— Start of Record extracts —

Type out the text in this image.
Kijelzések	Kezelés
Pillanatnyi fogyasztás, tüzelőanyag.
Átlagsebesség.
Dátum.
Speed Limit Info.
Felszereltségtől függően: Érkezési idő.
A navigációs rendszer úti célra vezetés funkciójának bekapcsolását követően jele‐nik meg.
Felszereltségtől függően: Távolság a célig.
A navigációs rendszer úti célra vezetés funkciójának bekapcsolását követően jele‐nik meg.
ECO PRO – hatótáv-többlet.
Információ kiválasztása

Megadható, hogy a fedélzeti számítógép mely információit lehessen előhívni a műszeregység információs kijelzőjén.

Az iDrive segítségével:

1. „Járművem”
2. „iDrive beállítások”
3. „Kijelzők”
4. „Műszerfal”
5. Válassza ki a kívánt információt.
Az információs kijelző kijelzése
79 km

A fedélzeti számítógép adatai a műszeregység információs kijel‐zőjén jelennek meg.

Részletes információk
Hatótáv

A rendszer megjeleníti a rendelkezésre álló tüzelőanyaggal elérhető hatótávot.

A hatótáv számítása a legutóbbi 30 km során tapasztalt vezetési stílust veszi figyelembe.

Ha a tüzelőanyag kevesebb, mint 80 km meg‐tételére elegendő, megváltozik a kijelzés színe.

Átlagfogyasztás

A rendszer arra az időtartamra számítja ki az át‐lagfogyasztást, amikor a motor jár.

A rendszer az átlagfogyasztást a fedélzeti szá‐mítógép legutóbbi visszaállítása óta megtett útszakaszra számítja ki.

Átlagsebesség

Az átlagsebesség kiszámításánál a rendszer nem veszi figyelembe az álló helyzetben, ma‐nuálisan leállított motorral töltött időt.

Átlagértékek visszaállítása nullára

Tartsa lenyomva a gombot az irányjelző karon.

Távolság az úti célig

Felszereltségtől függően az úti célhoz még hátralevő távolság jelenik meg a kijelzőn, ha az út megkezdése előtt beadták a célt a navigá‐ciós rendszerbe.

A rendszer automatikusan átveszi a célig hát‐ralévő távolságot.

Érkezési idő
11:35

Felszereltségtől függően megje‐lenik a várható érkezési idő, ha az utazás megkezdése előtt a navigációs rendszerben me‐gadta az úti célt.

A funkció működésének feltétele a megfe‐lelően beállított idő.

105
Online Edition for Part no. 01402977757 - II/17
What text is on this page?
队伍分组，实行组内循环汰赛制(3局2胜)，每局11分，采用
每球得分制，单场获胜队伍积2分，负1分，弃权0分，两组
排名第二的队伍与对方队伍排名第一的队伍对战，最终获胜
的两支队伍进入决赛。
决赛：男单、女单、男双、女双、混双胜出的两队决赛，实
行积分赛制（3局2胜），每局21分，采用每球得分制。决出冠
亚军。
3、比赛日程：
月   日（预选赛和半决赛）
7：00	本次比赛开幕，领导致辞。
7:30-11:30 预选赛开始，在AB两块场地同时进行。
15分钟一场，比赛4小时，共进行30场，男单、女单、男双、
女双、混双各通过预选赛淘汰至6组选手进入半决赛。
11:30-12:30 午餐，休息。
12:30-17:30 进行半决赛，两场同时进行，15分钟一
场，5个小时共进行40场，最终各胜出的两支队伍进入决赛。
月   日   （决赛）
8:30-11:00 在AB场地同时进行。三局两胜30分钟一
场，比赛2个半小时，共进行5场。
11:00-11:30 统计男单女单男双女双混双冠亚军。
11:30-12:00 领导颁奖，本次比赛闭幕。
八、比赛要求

— End of Record extracts —

◆ **Problem to solve**:
Please repeat the material above, word for word and in full.

◆ **Response to this task**:
Type out the text in this image.
Kijelzések	Kezelés
Pillanatnyi fogyasztás, tüzelőanyag.
Átlagsebesség.
Dátum.
Speed Limit Info.
Felszereltségtől függően: Érkezési idő.
A navigációs rendszer úti célra vezetés funkciójának bekapcsolását követően jele‐nik meg.
Felszereltségtől függően: Távolság a célig.
A navigációs rendszer úti célra vezetés funkciójának bekapcsolását követően jele‐nik meg.
ECO PRO – hatótáv-többlet.
Információ kiválasztása

Megadható, hogy a fedélzeti számítógép mely információit lehessen előhívni a műszeregység információs kijelzőjén.

Az iDrive segítségével:

1. „Járművem”
2. „iDrive beállítások”
3. „Kijelzők”
4. „Műszerfal”
5. Válassza ki a kívánt információt.
Az információs kijelző kijelzése
79 km

A fedélzeti számítógép adatai a műszeregység információs kijel‐zőjén jelennek meg.

Részletes információk
Hatótáv

A rendszer megjeleníti a rendelkezésre álló tüzelőanyaggal elérhető hatótávot.

A hatótáv számítása a legutóbbi 30 km során tapasztalt vezetési stílust veszi figyelembe.

Ha a tüzelőanyag kevesebb, mint 80 km meg‐tételére elegendő, megváltozik a kijelzés színe.

Átlagfogyasztás

A rendszer arra az időtartamra számítja ki az át‐lagfogyasztást, amikor a motor jár.

A rendszer az átlagfogyasztást a fedélzeti szá‐mítógép legutóbbi visszaállítása óta megtett útszakaszra számítja ki.

Átlagsebesség

Az átlagsebesség kiszámításánál a rendszer nem veszi figyelembe az álló helyzetben, ma‐nuálisan leállított motorral töltött időt.

Átlagértékek visszaállítása nullára

Tartsa lenyomva a gombot az irányjelző karon.

Távolság az úti célig

Felszereltségtől függően az úti célhoz még hátralevő távolság jelenik meg a kijelzőn, ha az út megkezdése előtt beadták a célt a navigá‐ciós rendszerbe.

A rendszer automatikusan átveszi a célig hát‐ralévő távolságot.

Érkezési idő
11:35

Felszereltségtől függően megje‐lenik a várható érkezési idő, ha az utazás megkezdése előtt a navigációs rendszerben me‐gadta az úti célt.

A funkció működésének feltétele a megfe‐lelően beállított idő.

105
Online Edition for Part no. 01402977757 - II/17
What text is on this page?
队伍分组，实行组内循环汰赛制(3局2胜)，每局11分，采用
每球得分制，单场获胜队伍积2分，负1分，弃权0分，两组
排名第二的队伍与对方队伍排名第一的队伍对战，最终获胜
的两支队伍进入决赛。
决赛：男单、女单、男双、女双、混双胜出的两队决赛，实
行积分赛制（3局2胜），每局21分，采用每球得分制。决出冠
亚军。
3、比赛日程：
月   日（预选赛和半决赛）
7：00	本次比赛开幕，领导致辞。
7:30-11:30 预选赛开始，在AB两块场地同时进行。
15分钟一场，比赛4小时，共进行30场，男单、女单、男双、
女双、混双各通过预选赛淘汰至6组选手进入半决赛。
11:30-12:30 午餐，休息。
12:30-17:30 进行半决赛，两场同时进行，15分钟一
场，5个小时共进行40场，最终各胜出的两支队伍进入决赛。
月   日   （决赛）
8:30-11:00 在AB场地同时进行。三局两胜30分钟一
场，比赛2个半小时，共进行5场。
11:00-11:30 统计男单女单男双女双混双冠亚军。
11:30-12:00 领导颁奖，本次比赛闭幕。
八、比赛要求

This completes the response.